- _THE TASK_: From the listing below, pull out all lines with "name" in them.

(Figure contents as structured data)
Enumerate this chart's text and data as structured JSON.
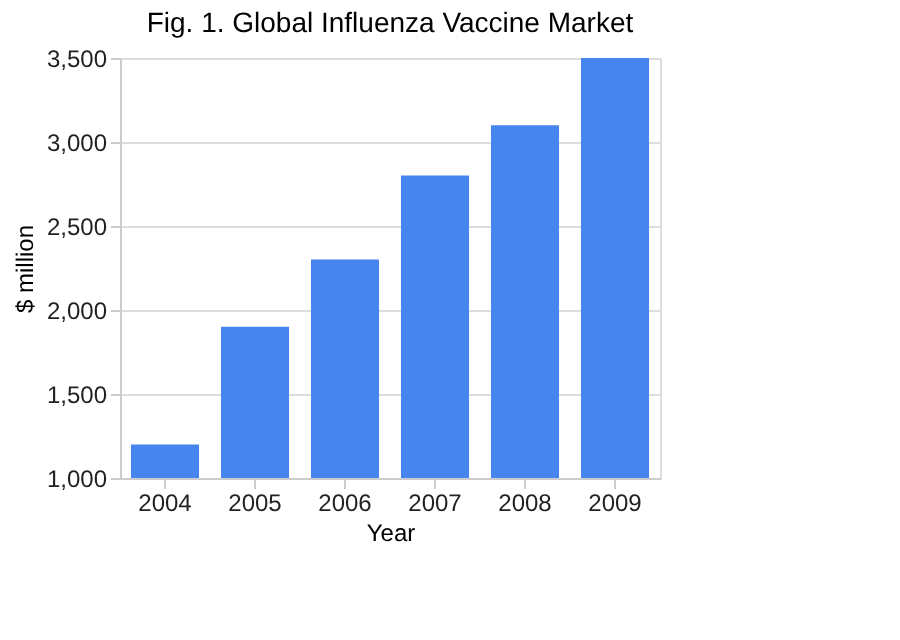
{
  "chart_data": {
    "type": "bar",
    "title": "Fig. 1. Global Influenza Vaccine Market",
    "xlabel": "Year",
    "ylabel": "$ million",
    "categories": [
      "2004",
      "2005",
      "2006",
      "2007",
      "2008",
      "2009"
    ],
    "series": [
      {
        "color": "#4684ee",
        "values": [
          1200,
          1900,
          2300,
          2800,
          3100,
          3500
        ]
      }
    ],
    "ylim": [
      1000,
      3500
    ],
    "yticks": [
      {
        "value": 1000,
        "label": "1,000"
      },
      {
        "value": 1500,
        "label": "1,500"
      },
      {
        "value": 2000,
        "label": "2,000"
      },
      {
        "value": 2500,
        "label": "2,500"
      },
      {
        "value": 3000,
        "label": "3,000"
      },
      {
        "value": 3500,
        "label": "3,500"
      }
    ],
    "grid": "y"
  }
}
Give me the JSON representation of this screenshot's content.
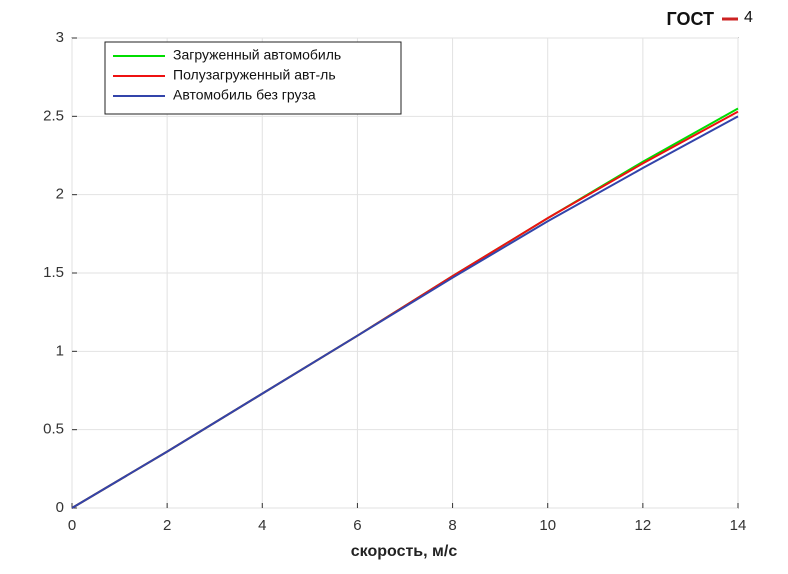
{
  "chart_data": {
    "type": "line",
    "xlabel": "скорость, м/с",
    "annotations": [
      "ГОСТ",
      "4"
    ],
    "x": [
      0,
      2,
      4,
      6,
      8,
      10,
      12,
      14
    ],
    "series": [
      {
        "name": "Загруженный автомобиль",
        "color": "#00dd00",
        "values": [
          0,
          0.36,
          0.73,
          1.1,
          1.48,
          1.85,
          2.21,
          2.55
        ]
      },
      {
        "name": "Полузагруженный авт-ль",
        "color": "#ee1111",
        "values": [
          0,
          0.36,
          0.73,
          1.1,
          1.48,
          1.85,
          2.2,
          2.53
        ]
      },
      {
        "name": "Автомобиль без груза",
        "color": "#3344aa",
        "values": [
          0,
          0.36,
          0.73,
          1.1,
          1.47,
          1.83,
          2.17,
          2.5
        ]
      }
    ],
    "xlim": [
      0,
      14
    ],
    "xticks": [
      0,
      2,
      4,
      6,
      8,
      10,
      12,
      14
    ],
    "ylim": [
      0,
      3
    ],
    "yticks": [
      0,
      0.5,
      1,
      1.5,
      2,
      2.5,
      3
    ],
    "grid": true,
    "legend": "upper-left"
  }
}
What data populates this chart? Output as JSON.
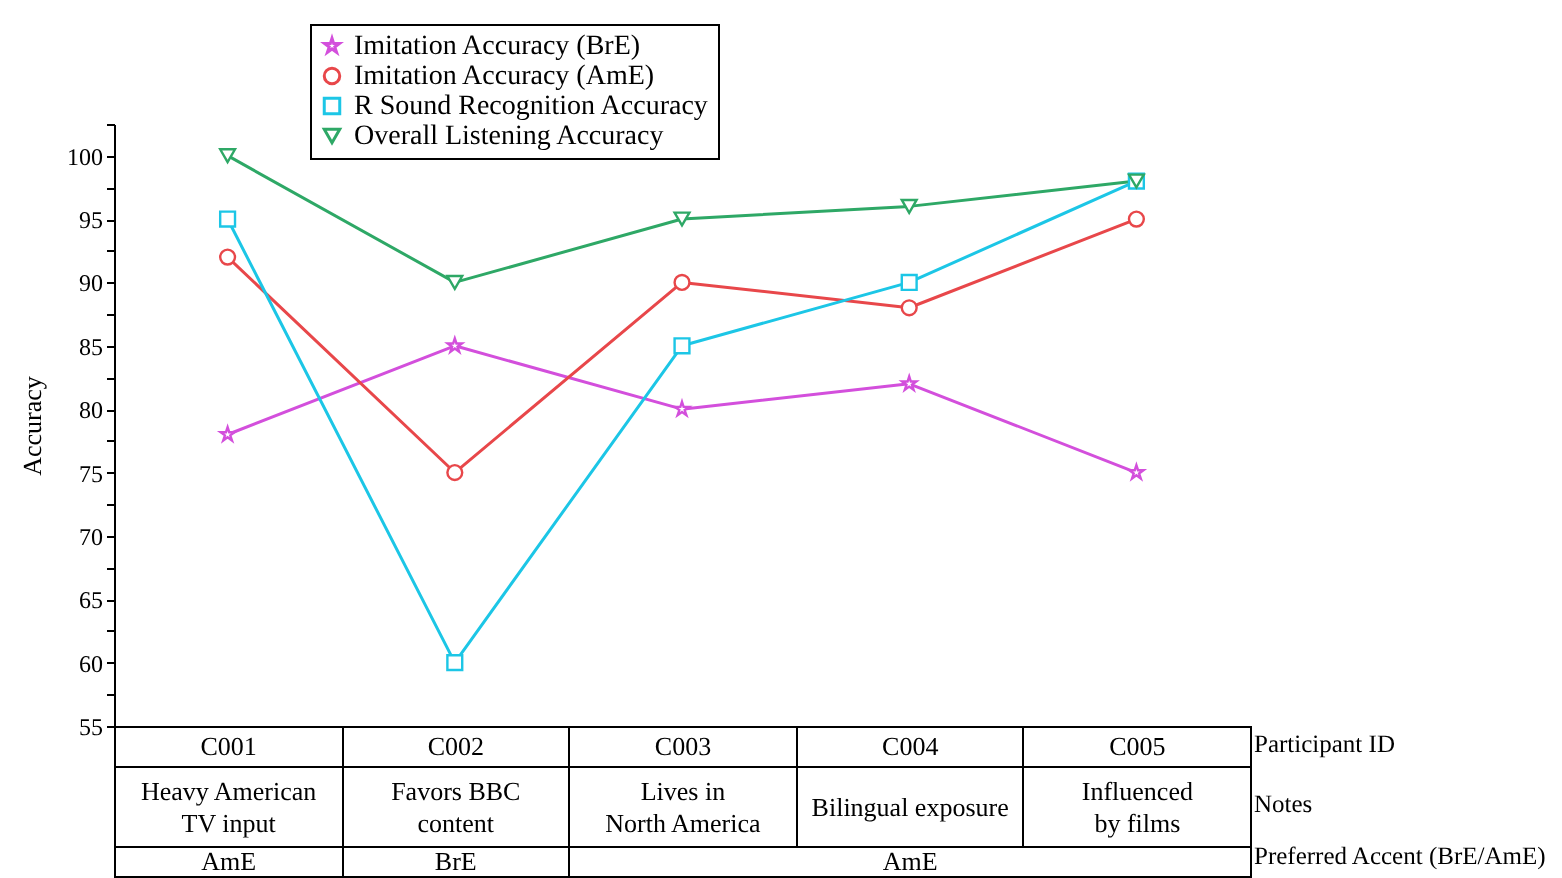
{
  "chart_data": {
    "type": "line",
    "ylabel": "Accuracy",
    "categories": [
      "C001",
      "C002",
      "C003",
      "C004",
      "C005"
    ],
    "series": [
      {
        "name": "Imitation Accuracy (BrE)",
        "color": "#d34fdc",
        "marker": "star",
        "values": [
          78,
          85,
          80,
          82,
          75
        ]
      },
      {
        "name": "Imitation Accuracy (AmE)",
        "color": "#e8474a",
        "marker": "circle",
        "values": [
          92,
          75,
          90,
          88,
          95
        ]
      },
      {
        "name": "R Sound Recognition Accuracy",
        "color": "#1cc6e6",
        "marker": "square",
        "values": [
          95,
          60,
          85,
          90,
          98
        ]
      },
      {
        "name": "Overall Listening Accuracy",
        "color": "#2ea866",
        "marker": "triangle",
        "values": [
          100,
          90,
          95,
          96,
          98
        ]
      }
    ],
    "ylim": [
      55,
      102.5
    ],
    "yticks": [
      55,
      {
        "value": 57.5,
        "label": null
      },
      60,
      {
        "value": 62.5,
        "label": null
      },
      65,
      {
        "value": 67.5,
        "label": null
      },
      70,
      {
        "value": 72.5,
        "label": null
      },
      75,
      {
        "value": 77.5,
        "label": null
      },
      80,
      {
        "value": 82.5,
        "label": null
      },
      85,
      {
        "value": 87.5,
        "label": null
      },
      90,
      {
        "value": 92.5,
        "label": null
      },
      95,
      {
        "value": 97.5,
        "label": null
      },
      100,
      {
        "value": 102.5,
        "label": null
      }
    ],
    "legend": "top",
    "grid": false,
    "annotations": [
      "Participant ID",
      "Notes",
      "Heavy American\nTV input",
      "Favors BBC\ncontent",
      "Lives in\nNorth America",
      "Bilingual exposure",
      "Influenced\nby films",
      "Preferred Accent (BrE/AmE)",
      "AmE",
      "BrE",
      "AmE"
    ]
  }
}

- _ANSWER FOR THE TASK_:
        "name": "Загруженный автомобиль",
        "name": "Полузагруженный авт-ль",
        "name": "Автомобиль без груза",
        "name": "Imitation Accuracy (BrE)",
        "name": "Imitation Accuracy (AmE)",
        "name": "R Sound Recognition Accuracy",
        "name": "Overall Listening Accuracy",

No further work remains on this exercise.